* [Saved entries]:
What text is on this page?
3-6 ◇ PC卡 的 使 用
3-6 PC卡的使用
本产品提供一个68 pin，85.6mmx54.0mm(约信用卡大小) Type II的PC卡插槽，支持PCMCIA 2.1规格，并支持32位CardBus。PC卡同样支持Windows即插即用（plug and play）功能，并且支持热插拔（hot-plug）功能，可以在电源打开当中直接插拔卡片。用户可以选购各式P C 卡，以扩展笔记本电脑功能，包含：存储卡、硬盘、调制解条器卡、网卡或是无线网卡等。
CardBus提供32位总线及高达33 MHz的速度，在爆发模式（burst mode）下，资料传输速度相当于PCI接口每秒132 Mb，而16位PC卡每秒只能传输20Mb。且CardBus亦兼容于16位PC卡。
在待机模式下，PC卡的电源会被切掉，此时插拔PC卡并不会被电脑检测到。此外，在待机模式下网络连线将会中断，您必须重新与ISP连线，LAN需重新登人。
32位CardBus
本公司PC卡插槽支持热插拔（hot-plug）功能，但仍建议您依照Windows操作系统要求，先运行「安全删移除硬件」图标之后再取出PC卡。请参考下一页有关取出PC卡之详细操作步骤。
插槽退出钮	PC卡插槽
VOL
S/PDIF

* [Task requirements]:
Copy each record from above exactly, and include every line.

* [Final result]:
What text is on this page?
3-6 ◇ PC卡 的 使 用
3-6 PC卡的使用
本产品提供一个68 pin，85.6mmx54.0mm(约信用卡大小) Type II的PC卡插槽，支持PCMCIA 2.1规格，并支持32位CardBus。PC卡同样支持Windows即插即用（plug and play）功能，并且支持热插拔（hot-plug）功能，可以在电源打开当中直接插拔卡片。用户可以选购各式P C 卡，以扩展笔记本电脑功能，包含：存储卡、硬盘、调制解条器卡、网卡或是无线网卡等。
CardBus提供32位总线及高达33 MHz的速度，在爆发模式（burst mode）下，资料传输速度相当于PCI接口每秒132 Mb，而16位PC卡每秒只能传输20Mb。且CardBus亦兼容于16位PC卡。
在待机模式下，PC卡的电源会被切掉，此时插拔PC卡并不会被电脑检测到。此外，在待机模式下网络连线将会中断，您必须重新与ISP连线，LAN需重新登人。
32位CardBus
本公司PC卡插槽支持热插拔（hot-plug）功能，但仍建议您依照Windows操作系统要求，先运行「安全删移除硬件」图标之后再取出PC卡。请参考下一页有关取出PC卡之详细操作步骤。
插槽退出钮	PC卡插槽
VOL
S/PDIF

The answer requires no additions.